Records that describe figures:

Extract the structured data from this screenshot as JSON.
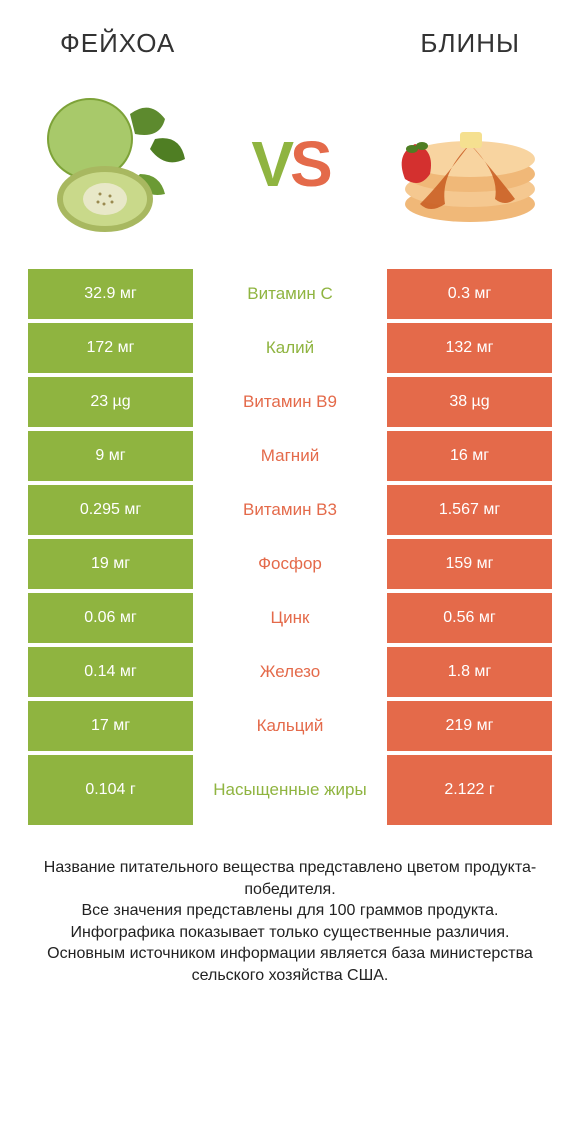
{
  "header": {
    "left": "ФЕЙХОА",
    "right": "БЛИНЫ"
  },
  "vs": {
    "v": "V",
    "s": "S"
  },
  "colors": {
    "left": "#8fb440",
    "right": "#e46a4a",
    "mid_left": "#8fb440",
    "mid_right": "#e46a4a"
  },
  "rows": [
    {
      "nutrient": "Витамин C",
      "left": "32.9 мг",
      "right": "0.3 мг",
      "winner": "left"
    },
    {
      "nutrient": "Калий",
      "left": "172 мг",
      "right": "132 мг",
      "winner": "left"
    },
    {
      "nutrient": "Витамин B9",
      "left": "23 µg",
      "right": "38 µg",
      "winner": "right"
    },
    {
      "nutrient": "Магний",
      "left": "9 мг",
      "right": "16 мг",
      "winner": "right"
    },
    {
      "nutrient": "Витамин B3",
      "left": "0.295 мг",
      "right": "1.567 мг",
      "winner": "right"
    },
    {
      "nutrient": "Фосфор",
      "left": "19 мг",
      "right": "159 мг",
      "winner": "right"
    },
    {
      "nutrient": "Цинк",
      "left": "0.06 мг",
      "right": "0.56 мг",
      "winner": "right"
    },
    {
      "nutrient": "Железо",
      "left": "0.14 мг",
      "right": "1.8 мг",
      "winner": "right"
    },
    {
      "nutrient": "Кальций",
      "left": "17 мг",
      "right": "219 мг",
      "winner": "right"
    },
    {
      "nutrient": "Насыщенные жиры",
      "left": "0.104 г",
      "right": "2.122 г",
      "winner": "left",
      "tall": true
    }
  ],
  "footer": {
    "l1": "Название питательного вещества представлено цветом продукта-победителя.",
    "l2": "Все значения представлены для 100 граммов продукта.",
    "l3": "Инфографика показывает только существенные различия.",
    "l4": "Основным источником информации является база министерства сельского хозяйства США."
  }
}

### WHAT THE TASK REQUIRES
Reproduce every record above exactly, omitting the pictures.

### COMPLETE RESPONSE
Extract the structured data from this screenshot as JSON.
{
  "header": {
    "left": "ФЕЙХОА",
    "right": "БЛИНЫ"
  },
  "vs": {
    "v": "V",
    "s": "S"
  },
  "colors": {
    "left": "#8fb440",
    "right": "#e46a4a",
    "mid_left": "#8fb440",
    "mid_right": "#e46a4a"
  },
  "rows": [
    {
      "nutrient": "Витамин C",
      "left": "32.9 мг",
      "right": "0.3 мг",
      "winner": "left"
    },
    {
      "nutrient": "Калий",
      "left": "172 мг",
      "right": "132 мг",
      "winner": "left"
    },
    {
      "nutrient": "Витамин B9",
      "left": "23 µg",
      "right": "38 µg",
      "winner": "right"
    },
    {
      "nutrient": "Магний",
      "left": "9 мг",
      "right": "16 мг",
      "winner": "right"
    },
    {
      "nutrient": "Витамин B3",
      "left": "0.295 мг",
      "right": "1.567 мг",
      "winner": "right"
    },
    {
      "nutrient": "Фосфор",
      "left": "19 мг",
      "right": "159 мг",
      "winner": "right"
    },
    {
      "nutrient": "Цинк",
      "left": "0.06 мг",
      "right": "0.56 мг",
      "winner": "right"
    },
    {
      "nutrient": "Железо",
      "left": "0.14 мг",
      "right": "1.8 мг",
      "winner": "right"
    },
    {
      "nutrient": "Кальций",
      "left": "17 мг",
      "right": "219 мг",
      "winner": "right"
    },
    {
      "nutrient": "Насыщенные жиры",
      "left": "0.104 г",
      "right": "2.122 г",
      "winner": "left",
      "tall": true
    }
  ],
  "footer": {
    "l1": "Название питательного вещества представлено цветом продукта-победителя.",
    "l2": "Все значения представлены для 100 граммов продукта.",
    "l3": "Инфографика показывает только существенные различия.",
    "l4": "Основным источником информации является база министерства сельского хозяйства США."
  }
}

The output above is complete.